> _INSTRUCTION_
Please repeat the entries starting at the very beginning and ending at the line that contains "tab[interactable]: 粉丝管理 bbox=[1311, 30, 1401, 72]", swapping "浏览管理" for "访问管理" and leaving everything else unchanged.

> _PROVIDED MATERIAL_
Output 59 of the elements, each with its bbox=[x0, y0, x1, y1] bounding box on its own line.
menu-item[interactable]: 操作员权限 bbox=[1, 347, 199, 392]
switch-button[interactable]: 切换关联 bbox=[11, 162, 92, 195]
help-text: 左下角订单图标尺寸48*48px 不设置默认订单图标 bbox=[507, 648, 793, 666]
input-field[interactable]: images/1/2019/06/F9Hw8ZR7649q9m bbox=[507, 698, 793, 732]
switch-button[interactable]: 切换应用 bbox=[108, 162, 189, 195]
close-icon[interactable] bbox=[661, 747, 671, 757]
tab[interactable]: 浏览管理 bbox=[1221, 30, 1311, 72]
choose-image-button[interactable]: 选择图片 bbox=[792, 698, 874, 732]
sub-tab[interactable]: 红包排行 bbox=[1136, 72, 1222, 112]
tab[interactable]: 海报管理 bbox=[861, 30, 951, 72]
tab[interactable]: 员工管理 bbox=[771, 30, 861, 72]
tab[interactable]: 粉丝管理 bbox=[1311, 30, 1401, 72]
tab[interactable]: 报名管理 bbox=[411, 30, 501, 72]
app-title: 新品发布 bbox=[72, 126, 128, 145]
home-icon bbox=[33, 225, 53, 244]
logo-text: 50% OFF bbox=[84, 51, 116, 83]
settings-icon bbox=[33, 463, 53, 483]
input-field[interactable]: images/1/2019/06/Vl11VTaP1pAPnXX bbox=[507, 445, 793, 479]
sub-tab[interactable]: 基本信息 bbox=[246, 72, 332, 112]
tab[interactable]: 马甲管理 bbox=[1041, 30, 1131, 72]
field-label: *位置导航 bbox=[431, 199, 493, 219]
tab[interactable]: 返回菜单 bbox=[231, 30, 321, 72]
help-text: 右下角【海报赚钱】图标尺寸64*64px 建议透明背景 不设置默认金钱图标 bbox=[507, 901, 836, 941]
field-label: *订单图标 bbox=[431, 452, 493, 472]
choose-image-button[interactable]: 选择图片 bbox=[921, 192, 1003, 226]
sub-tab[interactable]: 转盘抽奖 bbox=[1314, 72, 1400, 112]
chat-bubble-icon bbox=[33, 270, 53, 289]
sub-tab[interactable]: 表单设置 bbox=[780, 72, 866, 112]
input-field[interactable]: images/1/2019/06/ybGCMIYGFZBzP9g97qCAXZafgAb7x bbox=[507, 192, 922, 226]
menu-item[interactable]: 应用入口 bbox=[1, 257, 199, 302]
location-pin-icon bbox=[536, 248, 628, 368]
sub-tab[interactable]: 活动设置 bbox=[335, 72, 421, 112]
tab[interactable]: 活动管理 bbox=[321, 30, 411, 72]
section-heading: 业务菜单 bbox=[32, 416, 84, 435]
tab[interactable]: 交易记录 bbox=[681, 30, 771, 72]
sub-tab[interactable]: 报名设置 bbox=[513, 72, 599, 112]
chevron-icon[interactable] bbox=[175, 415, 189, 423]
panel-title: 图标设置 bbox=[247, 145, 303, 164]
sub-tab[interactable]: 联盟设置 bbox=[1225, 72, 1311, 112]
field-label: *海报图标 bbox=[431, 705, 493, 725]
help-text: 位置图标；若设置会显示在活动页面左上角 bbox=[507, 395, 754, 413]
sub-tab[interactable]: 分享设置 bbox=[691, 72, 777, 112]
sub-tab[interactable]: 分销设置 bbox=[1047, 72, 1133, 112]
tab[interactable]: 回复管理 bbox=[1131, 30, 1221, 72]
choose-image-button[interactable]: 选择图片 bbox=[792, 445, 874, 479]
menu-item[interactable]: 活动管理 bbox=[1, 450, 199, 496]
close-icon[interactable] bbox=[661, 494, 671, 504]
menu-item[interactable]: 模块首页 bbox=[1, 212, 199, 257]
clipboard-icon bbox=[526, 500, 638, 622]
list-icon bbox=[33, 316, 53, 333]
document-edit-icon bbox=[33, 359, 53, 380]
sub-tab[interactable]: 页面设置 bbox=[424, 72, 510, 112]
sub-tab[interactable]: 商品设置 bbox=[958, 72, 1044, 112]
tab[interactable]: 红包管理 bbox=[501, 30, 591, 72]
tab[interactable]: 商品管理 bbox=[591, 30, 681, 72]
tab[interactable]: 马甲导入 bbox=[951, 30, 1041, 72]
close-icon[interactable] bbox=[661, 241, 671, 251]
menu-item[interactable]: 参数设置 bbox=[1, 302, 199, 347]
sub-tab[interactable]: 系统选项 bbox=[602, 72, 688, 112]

> _TASK RESPONSE_
Output 59 of the elements, each with its bbox=[x0, y0, x1, y1] bounding box on its own line.
menu-item[interactable]: 操作员权限 bbox=[1, 347, 199, 392]
switch-button[interactable]: 切换关联 bbox=[11, 162, 92, 195]
help-text: 左下角订单图标尺寸48*48px 不设置默认订单图标 bbox=[507, 648, 793, 666]
input-field[interactable]: images/1/2019/06/F9Hw8ZR7649q9m bbox=[507, 698, 793, 732]
switch-button[interactable]: 切换应用 bbox=[108, 162, 189, 195]
close-icon[interactable] bbox=[661, 747, 671, 757]
tab[interactable]: 访问管理 bbox=[1221, 30, 1311, 72]
choose-image-button[interactable]: 选择图片 bbox=[792, 698, 874, 732]
sub-tab[interactable]: 红包排行 bbox=[1136, 72, 1222, 112]
tab[interactable]: 海报管理 bbox=[861, 30, 951, 72]
tab[interactable]: 员工管理 bbox=[771, 30, 861, 72]
tab[interactable]: 粉丝管理 bbox=[1311, 30, 1401, 72]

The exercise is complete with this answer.